**Requirements:**
Reproduce the material in full, unchanged.

**Material provided:**

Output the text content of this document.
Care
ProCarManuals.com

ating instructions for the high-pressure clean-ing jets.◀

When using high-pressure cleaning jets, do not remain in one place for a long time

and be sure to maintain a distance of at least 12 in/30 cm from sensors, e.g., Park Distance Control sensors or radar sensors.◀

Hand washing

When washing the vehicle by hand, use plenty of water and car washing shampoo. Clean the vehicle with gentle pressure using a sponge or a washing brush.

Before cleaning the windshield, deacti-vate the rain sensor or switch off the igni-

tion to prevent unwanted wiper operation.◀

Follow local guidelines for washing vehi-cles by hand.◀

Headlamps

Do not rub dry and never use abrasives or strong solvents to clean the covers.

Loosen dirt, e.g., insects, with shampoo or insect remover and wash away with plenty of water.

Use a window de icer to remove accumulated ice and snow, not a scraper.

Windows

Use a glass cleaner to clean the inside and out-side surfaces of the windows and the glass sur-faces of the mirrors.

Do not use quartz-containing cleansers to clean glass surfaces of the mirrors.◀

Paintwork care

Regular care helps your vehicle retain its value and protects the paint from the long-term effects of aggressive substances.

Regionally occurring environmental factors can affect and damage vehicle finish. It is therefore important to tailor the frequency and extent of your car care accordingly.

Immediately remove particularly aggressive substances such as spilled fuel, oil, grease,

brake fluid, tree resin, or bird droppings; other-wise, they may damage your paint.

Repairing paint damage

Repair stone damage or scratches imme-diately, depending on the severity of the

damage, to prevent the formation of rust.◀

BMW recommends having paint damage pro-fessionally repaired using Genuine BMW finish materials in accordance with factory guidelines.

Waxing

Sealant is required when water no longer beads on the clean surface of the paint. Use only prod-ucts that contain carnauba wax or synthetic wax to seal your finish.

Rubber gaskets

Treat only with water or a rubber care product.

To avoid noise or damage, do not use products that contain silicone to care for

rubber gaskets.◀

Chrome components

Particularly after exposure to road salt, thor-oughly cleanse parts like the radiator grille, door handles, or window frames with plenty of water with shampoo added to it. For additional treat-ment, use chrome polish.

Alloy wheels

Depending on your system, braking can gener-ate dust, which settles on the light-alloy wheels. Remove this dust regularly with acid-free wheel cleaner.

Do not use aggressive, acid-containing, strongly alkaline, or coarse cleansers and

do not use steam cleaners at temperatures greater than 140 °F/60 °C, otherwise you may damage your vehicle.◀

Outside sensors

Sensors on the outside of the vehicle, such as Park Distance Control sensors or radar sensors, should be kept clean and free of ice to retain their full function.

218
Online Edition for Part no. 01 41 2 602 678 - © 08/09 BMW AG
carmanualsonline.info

**Answer to the exercise:**
Output the text content of this document.
Care
ProCarManuals.com

ating instructions for the high-pressure clean-ing jets.◀

When using high-pressure cleaning jets, do not remain in one place for a long time

and be sure to maintain a distance of at least 12 in/30 cm from sensors, e.g., Park Distance Control sensors or radar sensors.◀

Hand washing

When washing the vehicle by hand, use plenty of water and car washing shampoo. Clean the vehicle with gentle pressure using a sponge or a washing brush.

Before cleaning the windshield, deacti-vate the rain sensor or switch off the igni-

tion to prevent unwanted wiper operation.◀

Follow local guidelines for washing vehi-cles by hand.◀

Headlamps

Do not rub dry and never use abrasives or strong solvents to clean the covers.

Loosen dirt, e.g., insects, with shampoo or insect remover and wash away with plenty of water.

Use a window de icer to remove accumulated ice and snow, not a scraper.

Windows

Use a glass cleaner to clean the inside and out-side surfaces of the windows and the glass sur-faces of the mirrors.

Do not use quartz-containing cleansers to clean glass surfaces of the mirrors.◀

Paintwork care

Regular care helps your vehicle retain its value and protects the paint from the long-term effects of aggressive substances.

Regionally occurring environmental factors can affect and damage vehicle finish. It is therefore important to tailor the frequency and extent of your car care accordingly.

Immediately remove particularly aggressive substances such as spilled fuel, oil, grease,

brake fluid, tree resin, or bird droppings; other-wise, they may damage your paint.

Repairing paint damage

Repair stone damage or scratches imme-diately, depending on the severity of the

damage, to prevent the formation of rust.◀

BMW recommends having paint damage pro-fessionally repaired using Genuine BMW finish materials in accordance with factory guidelines.

Waxing

Sealant is required when water no longer beads on the clean surface of the paint. Use only prod-ucts that contain carnauba wax or synthetic wax to seal your finish.

Rubber gaskets

Treat only with water or a rubber care product.

To avoid noise or damage, do not use products that contain silicone to care for

rubber gaskets.◀

Chrome components

Particularly after exposure to road salt, thor-oughly cleanse parts like the radiator grille, door handles, or window frames with plenty of water with shampoo added to it. For additional treat-ment, use chrome polish.

Alloy wheels

Depending on your system, braking can gener-ate dust, which settles on the light-alloy wheels. Remove this dust regularly with acid-free wheel cleaner.

Do not use aggressive, acid-containing, strongly alkaline, or coarse cleansers and

do not use steam cleaners at temperatures greater than 140 °F/60 °C, otherwise you may damage your vehicle.◀

Outside sensors

Sensors on the outside of the vehicle, such as Park Distance Control sensors or radar sensors, should be kept clean and free of ice to retain their full function.

218
Online Edition for Part no. 01 41 2 602 678 - © 08/09 BMW AG
carmanualsonline.info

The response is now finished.